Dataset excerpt
* START *

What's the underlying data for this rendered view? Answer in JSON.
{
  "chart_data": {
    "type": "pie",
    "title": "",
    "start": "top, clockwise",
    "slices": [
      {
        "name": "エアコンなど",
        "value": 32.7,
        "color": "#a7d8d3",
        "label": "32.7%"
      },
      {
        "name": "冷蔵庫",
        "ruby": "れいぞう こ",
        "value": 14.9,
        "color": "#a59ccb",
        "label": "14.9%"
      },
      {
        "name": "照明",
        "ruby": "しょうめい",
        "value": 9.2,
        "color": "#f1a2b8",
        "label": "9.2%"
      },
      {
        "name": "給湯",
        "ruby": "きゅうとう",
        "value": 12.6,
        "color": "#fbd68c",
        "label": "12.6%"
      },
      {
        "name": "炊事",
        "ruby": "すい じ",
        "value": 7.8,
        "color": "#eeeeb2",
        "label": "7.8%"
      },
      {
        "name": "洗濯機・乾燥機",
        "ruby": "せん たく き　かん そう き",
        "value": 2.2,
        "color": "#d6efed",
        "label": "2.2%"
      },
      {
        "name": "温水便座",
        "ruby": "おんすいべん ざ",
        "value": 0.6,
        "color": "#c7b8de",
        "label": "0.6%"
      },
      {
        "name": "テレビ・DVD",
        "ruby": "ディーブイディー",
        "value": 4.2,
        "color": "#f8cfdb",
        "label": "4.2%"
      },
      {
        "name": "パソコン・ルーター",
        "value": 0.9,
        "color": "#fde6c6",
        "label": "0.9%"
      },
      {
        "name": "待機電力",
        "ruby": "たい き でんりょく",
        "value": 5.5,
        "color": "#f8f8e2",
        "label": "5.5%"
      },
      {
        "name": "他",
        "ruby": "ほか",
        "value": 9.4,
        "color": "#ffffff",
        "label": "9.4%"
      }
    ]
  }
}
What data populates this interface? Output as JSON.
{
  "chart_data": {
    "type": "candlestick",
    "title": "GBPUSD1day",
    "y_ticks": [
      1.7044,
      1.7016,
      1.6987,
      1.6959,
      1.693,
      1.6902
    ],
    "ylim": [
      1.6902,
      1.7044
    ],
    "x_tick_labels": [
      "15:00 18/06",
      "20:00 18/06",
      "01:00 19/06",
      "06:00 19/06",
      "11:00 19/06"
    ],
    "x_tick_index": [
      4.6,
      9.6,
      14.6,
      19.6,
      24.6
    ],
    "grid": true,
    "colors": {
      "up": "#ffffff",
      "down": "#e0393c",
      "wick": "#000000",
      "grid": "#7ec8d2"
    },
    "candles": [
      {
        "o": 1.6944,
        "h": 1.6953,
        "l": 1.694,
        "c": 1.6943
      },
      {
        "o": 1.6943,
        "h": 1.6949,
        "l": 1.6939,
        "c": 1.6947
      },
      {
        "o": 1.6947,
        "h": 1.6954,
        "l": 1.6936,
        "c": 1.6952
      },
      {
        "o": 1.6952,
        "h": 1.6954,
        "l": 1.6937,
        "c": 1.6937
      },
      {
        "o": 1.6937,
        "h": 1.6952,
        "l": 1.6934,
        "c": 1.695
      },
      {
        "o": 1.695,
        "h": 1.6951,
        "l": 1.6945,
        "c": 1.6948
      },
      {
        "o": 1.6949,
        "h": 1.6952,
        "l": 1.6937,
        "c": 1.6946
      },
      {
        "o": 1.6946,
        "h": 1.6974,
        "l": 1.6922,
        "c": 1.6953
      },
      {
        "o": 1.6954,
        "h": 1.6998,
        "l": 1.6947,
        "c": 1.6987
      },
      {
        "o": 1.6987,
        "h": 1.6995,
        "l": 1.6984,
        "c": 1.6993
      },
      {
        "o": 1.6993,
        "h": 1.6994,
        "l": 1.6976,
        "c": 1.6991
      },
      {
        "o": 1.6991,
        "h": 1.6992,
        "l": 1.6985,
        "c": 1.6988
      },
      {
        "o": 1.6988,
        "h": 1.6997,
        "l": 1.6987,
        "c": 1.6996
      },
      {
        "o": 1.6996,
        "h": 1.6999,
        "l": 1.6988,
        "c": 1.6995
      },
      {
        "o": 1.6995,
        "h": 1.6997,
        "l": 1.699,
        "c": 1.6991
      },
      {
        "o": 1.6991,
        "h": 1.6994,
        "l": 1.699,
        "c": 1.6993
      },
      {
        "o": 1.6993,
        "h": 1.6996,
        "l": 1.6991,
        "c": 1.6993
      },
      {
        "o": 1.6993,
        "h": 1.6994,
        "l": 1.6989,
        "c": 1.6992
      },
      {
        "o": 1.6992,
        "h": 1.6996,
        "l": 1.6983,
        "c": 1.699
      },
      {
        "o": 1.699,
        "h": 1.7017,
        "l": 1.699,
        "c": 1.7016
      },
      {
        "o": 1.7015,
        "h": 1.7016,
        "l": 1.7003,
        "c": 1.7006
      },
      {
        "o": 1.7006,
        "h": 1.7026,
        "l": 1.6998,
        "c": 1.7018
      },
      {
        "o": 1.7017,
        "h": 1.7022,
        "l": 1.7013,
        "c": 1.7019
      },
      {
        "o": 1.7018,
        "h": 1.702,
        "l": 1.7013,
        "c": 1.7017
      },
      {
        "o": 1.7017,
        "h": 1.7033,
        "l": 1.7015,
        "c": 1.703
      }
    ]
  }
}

* END *

* Stated goal
Print every line of the records exactly. Omit nothing.

* Solution for this exercise
What's the underlying data for this rendered view? Answer in JSON.
{
  "chart_data": {
    "type": "pie",
    "title": "",
    "start": "top, clockwise",
    "slices": [
      {
        "name": "エアコンなど",
        "value": 32.7,
        "color": "#a7d8d3",
        "label": "32.7%"
      },
      {
        "name": "冷蔵庫",
        "ruby": "れいぞう こ",
        "value": 14.9,
        "color": "#a59ccb",
        "label": "14.9%"
      },
      {
        "name": "照明",
        "ruby": "しょうめい",
        "value": 9.2,
        "color": "#f1a2b8",
        "label": "9.2%"
      },
      {
        "name": "給湯",
        "ruby": "きゅうとう",
        "value": 12.6,
        "color": "#fbd68c",
        "label": "12.6%"
      },
      {
        "name": "炊事",
        "ruby": "すい じ",
        "value": 7.8,
        "color": "#eeeeb2",
        "label": "7.8%"
      },
      {
        "name": "洗濯機・乾燥機",
        "ruby": "せん たく き　かん そう き",
        "value": 2.2,
        "color": "#d6efed",
        "label": "2.2%"
      },
      {
        "name": "温水便座",
        "ruby": "おんすいべん ざ",
        "value": 0.6,
        "color": "#c7b8de",
        "label": "0.6%"
      },
      {
        "name": "テレビ・DVD",
        "ruby": "ディーブイディー",
        "value": 4.2,
        "color": "#f8cfdb",
        "label": "4.2%"
      },
      {
        "name": "パソコン・ルーター",
        "value": 0.9,
        "color": "#fde6c6",
        "label": "0.9%"
      },
      {
        "name": "待機電力",
        "ruby": "たい き でんりょく",
        "value": 5.5,
        "color": "#f8f8e2",
        "label": "5.5%"
      },
      {
        "name": "他",
        "ruby": "ほか",
        "value": 9.4,
        "color": "#ffffff",
        "label": "9.4%"
      }
    ]
  }
}
What data populates this interface? Output as JSON.
{
  "chart_data": {
    "type": "candlestick",
    "title": "GBPUSD1day",
    "y_ticks": [
      1.7044,
      1.7016,
      1.6987,
      1.6959,
      1.693,
      1.6902
    ],
    "ylim": [
      1.6902,
      1.7044
    ],
    "x_tick_labels": [
      "15:00 18/06",
      "20:00 18/06",
      "01:00 19/06",
      "06:00 19/06",
      "11:00 19/06"
    ],
    "x_tick_index": [
      4.6,
      9.6,
      14.6,
      19.6,
      24.6
    ],
    "grid": true,
    "colors": {
      "up": "#ffffff",
      "down": "#e0393c",
      "wick": "#000000",
      "grid": "#7ec8d2"
    },
    "candles": [
      {
        "o": 1.6944,
        "h": 1.6953,
        "l": 1.694,
        "c": 1.6943
      },
      {
        "o": 1.6943,
        "h": 1.6949,
        "l": 1.6939,
        "c": 1.6947
      },
      {
        "o": 1.6947,
        "h": 1.6954,
        "l": 1.6936,
        "c": 1.6952
      },
      {
        "o": 1.6952,
        "h": 1.6954,
        "l": 1.6937,
        "c": 1.6937
      },
      {
        "o": 1.6937,
        "h": 1.6952,
        "l": 1.6934,
        "c": 1.695
      },
      {
        "o": 1.695,
        "h": 1.6951,
        "l": 1.6945,
        "c": 1.6948
      },
      {
        "o": 1.6949,
        "h": 1.6952,
        "l": 1.6937,
        "c": 1.6946
      },
      {
        "o": 1.6946,
        "h": 1.6974,
        "l": 1.6922,
        "c": 1.6953
      },
      {
        "o": 1.6954,
        "h": 1.6998,
        "l": 1.6947,
        "c": 1.6987
      },
      {
        "o": 1.6987,
        "h": 1.6995,
        "l": 1.6984,
        "c": 1.6993
      },
      {
        "o": 1.6993,
        "h": 1.6994,
        "l": 1.6976,
        "c": 1.6991
      },
      {
        "o": 1.6991,
        "h": 1.6992,
        "l": 1.6985,
        "c": 1.6988
      },
      {
        "o": 1.6988,
        "h": 1.6997,
        "l": 1.6987,
        "c": 1.6996
      },
      {
        "o": 1.6996,
        "h": 1.6999,
        "l": 1.6988,
        "c": 1.6995
      },
      {
        "o": 1.6995,
        "h": 1.6997,
        "l": 1.699,
        "c": 1.6991
      },
      {
        "o": 1.6991,
        "h": 1.6994,
        "l": 1.699,
        "c": 1.6993
      },
      {
        "o": 1.6993,
        "h": 1.6996,
        "l": 1.6991,
        "c": 1.6993
      },
      {
        "o": 1.6993,
        "h": 1.6994,
        "l": 1.6989,
        "c": 1.6992
      },
      {
        "o": 1.6992,
        "h": 1.6996,
        "l": 1.6983,
        "c": 1.699
      },
      {
        "o": 1.699,
        "h": 1.7017,
        "l": 1.699,
        "c": 1.7016
      },
      {
        "o": 1.7015,
        "h": 1.7016,
        "l": 1.7003,
        "c": 1.7006
      },
      {
        "o": 1.7006,
        "h": 1.7026,
        "l": 1.6998,
        "c": 1.7018
      },
      {
        "o": 1.7017,
        "h": 1.7022,
        "l": 1.7013,
        "c": 1.7019
      },
      {
        "o": 1.7018,
        "h": 1.702,
        "l": 1.7013,
        "c": 1.7017
      },
      {
        "o": 1.7017,
        "h": 1.7033,
        "l": 1.7015,
        "c": 1.703
      }
    ]
  }
}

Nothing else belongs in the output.